**WHAT YOU SHOULD DO:**
Produce an exact copy of all the data below, dropping every image.

**ROWS:**
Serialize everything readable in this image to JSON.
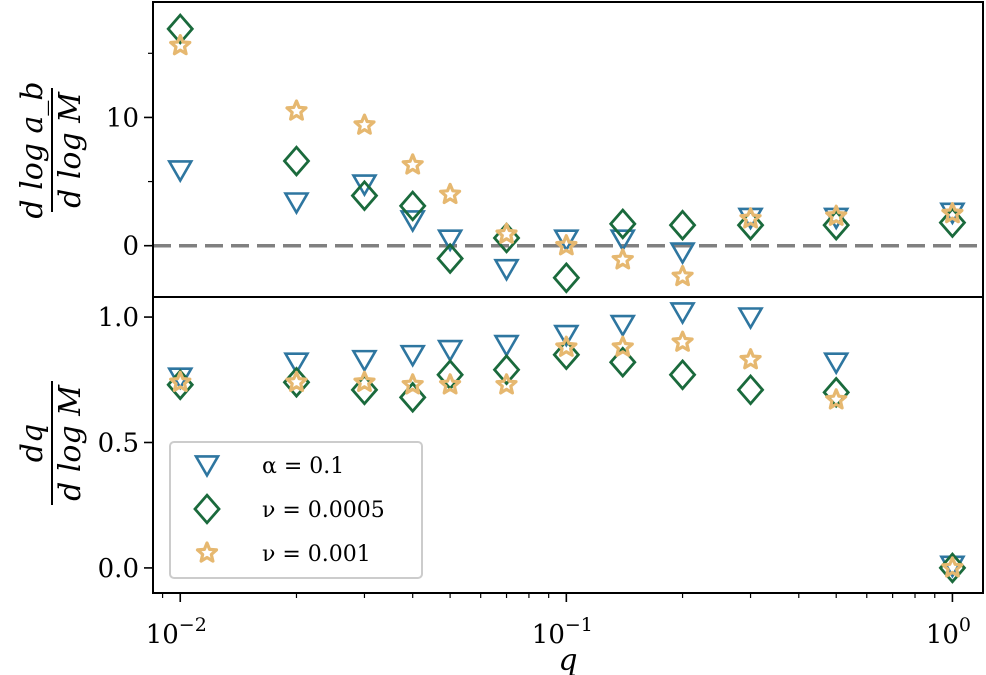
{
  "chart_data": [
    {
      "type": "scatter",
      "panel": "top",
      "ylabel_num": "d log a_b",
      "ylabel_den": "d log M",
      "xscale": "log",
      "xlim": [
        0.0085,
        1.2
      ],
      "ylim": [
        -4,
        19
      ],
      "yticks": [
        0,
        10
      ],
      "yticklabels": [
        "0",
        "10"
      ],
      "reference_line": {
        "y": 0,
        "style": "dashed",
        "color": "#808080"
      },
      "series": [
        {
          "name": "α = 0.1",
          "marker": "triangle-down",
          "color": "#2e76a0",
          "x": [
            0.01,
            0.02,
            0.03,
            0.04,
            0.05,
            0.07,
            0.1,
            0.14,
            0.2,
            0.3,
            0.5,
            1.0
          ],
          "y": [
            5.9,
            3.4,
            4.8,
            2.0,
            0.5,
            -1.8,
            0.5,
            0.5,
            -0.5,
            2.2,
            2.2,
            2.6
          ]
        },
        {
          "name": "ν = 0.0005",
          "marker": "diamond",
          "color": "#1a6a3c",
          "x": [
            0.01,
            0.02,
            0.03,
            0.04,
            0.05,
            0.07,
            0.1,
            0.14,
            0.2,
            0.3,
            0.5,
            1.0
          ],
          "y": [
            16.9,
            6.6,
            3.9,
            3.1,
            -1.0,
            0.6,
            -2.5,
            1.7,
            1.6,
            1.6,
            1.6,
            1.8
          ]
        },
        {
          "name": "ν = 0.001",
          "marker": "star",
          "color": "#e6b870",
          "x": [
            0.01,
            0.02,
            0.03,
            0.04,
            0.05,
            0.07,
            0.1,
            0.14,
            0.2,
            0.3,
            0.5,
            1.0
          ],
          "y": [
            15.6,
            10.5,
            9.4,
            6.3,
            4.0,
            0.9,
            0.0,
            -1.1,
            -2.4,
            2.1,
            2.3,
            2.5
          ]
        }
      ]
    },
    {
      "type": "scatter",
      "panel": "bottom",
      "ylabel_num": "dq",
      "ylabel_den": "d log M",
      "xlabel": "q",
      "xscale": "log",
      "xlim": [
        0.0085,
        1.2
      ],
      "ylim": [
        -0.1,
        1.08
      ],
      "yticks": [
        0.0,
        0.5,
        1.0
      ],
      "yticklabels": [
        "0.0",
        "0.5",
        "1.0"
      ],
      "xticks": [
        0.01,
        0.1,
        1.0
      ],
      "xticklabels": [
        {
          "base": "10",
          "exp": "−2"
        },
        {
          "base": "10",
          "exp": "−1"
        },
        {
          "base": "10",
          "exp": "0"
        }
      ],
      "series": [
        {
          "name": "α = 0.1",
          "marker": "triangle-down",
          "color": "#2e76a0",
          "x": [
            0.01,
            0.02,
            0.03,
            0.04,
            0.05,
            0.07,
            0.1,
            0.14,
            0.2,
            0.3,
            0.5,
            1.0
          ],
          "y": [
            0.76,
            0.82,
            0.83,
            0.85,
            0.87,
            0.89,
            0.93,
            0.97,
            1.02,
            1.0,
            0.82,
            0.01
          ]
        },
        {
          "name": "ν = 0.0005",
          "marker": "diamond",
          "color": "#1a6a3c",
          "x": [
            0.01,
            0.02,
            0.03,
            0.04,
            0.05,
            0.07,
            0.1,
            0.14,
            0.2,
            0.3,
            0.5,
            1.0
          ],
          "y": [
            0.73,
            0.74,
            0.71,
            0.68,
            0.77,
            0.79,
            0.85,
            0.82,
            0.77,
            0.71,
            0.7,
            0.0
          ]
        },
        {
          "name": "ν = 0.001",
          "marker": "star",
          "color": "#e6b870",
          "x": [
            0.01,
            0.02,
            0.03,
            0.04,
            0.05,
            0.07,
            0.1,
            0.14,
            0.2,
            0.3,
            0.5,
            1.0
          ],
          "y": [
            0.74,
            0.74,
            0.74,
            0.73,
            0.73,
            0.73,
            0.88,
            0.88,
            0.9,
            0.83,
            0.67,
            0.0
          ]
        }
      ]
    }
  ],
  "legend": {
    "placement": "lower-left of bottom panel",
    "entries": [
      {
        "marker": "triangle-down",
        "color": "#2e76a0",
        "label": "α = 0.1"
      },
      {
        "marker": "diamond",
        "color": "#1a6a3c",
        "label": "ν = 0.0005"
      },
      {
        "marker": "star",
        "color": "#e6b870",
        "label": "ν = 0.001"
      }
    ]
  }
}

**EXERCISE ANSWER:**
Serialize everything readable in this image to JSON.
{
  "chart_data": [
    {
      "type": "scatter",
      "panel": "top",
      "ylabel_num": "d log a_b",
      "ylabel_den": "d log M",
      "xscale": "log",
      "xlim": [
        0.0085,
        1.2
      ],
      "ylim": [
        -4,
        19
      ],
      "yticks": [
        0,
        10
      ],
      "yticklabels": [
        "0",
        "10"
      ],
      "reference_line": {
        "y": 0,
        "style": "dashed",
        "color": "#808080"
      },
      "series": [
        {
          "name": "α = 0.1",
          "marker": "triangle-down",
          "color": "#2e76a0",
          "x": [
            0.01,
            0.02,
            0.03,
            0.04,
            0.05,
            0.07,
            0.1,
            0.14,
            0.2,
            0.3,
            0.5,
            1.0
          ],
          "y": [
            5.9,
            3.4,
            4.8,
            2.0,
            0.5,
            -1.8,
            0.5,
            0.5,
            -0.5,
            2.2,
            2.2,
            2.6
          ]
        },
        {
          "name": "ν = 0.0005",
          "marker": "diamond",
          "color": "#1a6a3c",
          "x": [
            0.01,
            0.02,
            0.03,
            0.04,
            0.05,
            0.07,
            0.1,
            0.14,
            0.2,
            0.3,
            0.5,
            1.0
          ],
          "y": [
            16.9,
            6.6,
            3.9,
            3.1,
            -1.0,
            0.6,
            -2.5,
            1.7,
            1.6,
            1.6,
            1.6,
            1.8
          ]
        },
        {
          "name": "ν = 0.001",
          "marker": "star",
          "color": "#e6b870",
          "x": [
            0.01,
            0.02,
            0.03,
            0.04,
            0.05,
            0.07,
            0.1,
            0.14,
            0.2,
            0.3,
            0.5,
            1.0
          ],
          "y": [
            15.6,
            10.5,
            9.4,
            6.3,
            4.0,
            0.9,
            0.0,
            -1.1,
            -2.4,
            2.1,
            2.3,
            2.5
          ]
        }
      ]
    },
    {
      "type": "scatter",
      "panel": "bottom",
      "ylabel_num": "dq",
      "ylabel_den": "d log M",
      "xlabel": "q",
      "xscale": "log",
      "xlim": [
        0.0085,
        1.2
      ],
      "ylim": [
        -0.1,
        1.08
      ],
      "yticks": [
        0.0,
        0.5,
        1.0
      ],
      "yticklabels": [
        "0.0",
        "0.5",
        "1.0"
      ],
      "xticks": [
        0.01,
        0.1,
        1.0
      ],
      "xticklabels": [
        {
          "base": "10",
          "exp": "−2"
        },
        {
          "base": "10",
          "exp": "−1"
        },
        {
          "base": "10",
          "exp": "0"
        }
      ],
      "series": [
        {
          "name": "α = 0.1",
          "marker": "triangle-down",
          "color": "#2e76a0",
          "x": [
            0.01,
            0.02,
            0.03,
            0.04,
            0.05,
            0.07,
            0.1,
            0.14,
            0.2,
            0.3,
            0.5,
            1.0
          ],
          "y": [
            0.76,
            0.82,
            0.83,
            0.85,
            0.87,
            0.89,
            0.93,
            0.97,
            1.02,
            1.0,
            0.82,
            0.01
          ]
        },
        {
          "name": "ν = 0.0005",
          "marker": "diamond",
          "color": "#1a6a3c",
          "x": [
            0.01,
            0.02,
            0.03,
            0.04,
            0.05,
            0.07,
            0.1,
            0.14,
            0.2,
            0.3,
            0.5,
            1.0
          ],
          "y": [
            0.73,
            0.74,
            0.71,
            0.68,
            0.77,
            0.79,
            0.85,
            0.82,
            0.77,
            0.71,
            0.7,
            0.0
          ]
        },
        {
          "name": "ν = 0.001",
          "marker": "star",
          "color": "#e6b870",
          "x": [
            0.01,
            0.02,
            0.03,
            0.04,
            0.05,
            0.07,
            0.1,
            0.14,
            0.2,
            0.3,
            0.5,
            1.0
          ],
          "y": [
            0.74,
            0.74,
            0.74,
            0.73,
            0.73,
            0.73,
            0.88,
            0.88,
            0.9,
            0.83,
            0.67,
            0.0
          ]
        }
      ]
    }
  ],
  "legend": {
    "placement": "lower-left of bottom panel",
    "entries": [
      {
        "marker": "triangle-down",
        "color": "#2e76a0",
        "label": "α = 0.1"
      },
      {
        "marker": "diamond",
        "color": "#1a6a3c",
        "label": "ν = 0.0005"
      },
      {
        "marker": "star",
        "color": "#e6b870",
        "label": "ν = 0.001"
      }
    ]
  }
}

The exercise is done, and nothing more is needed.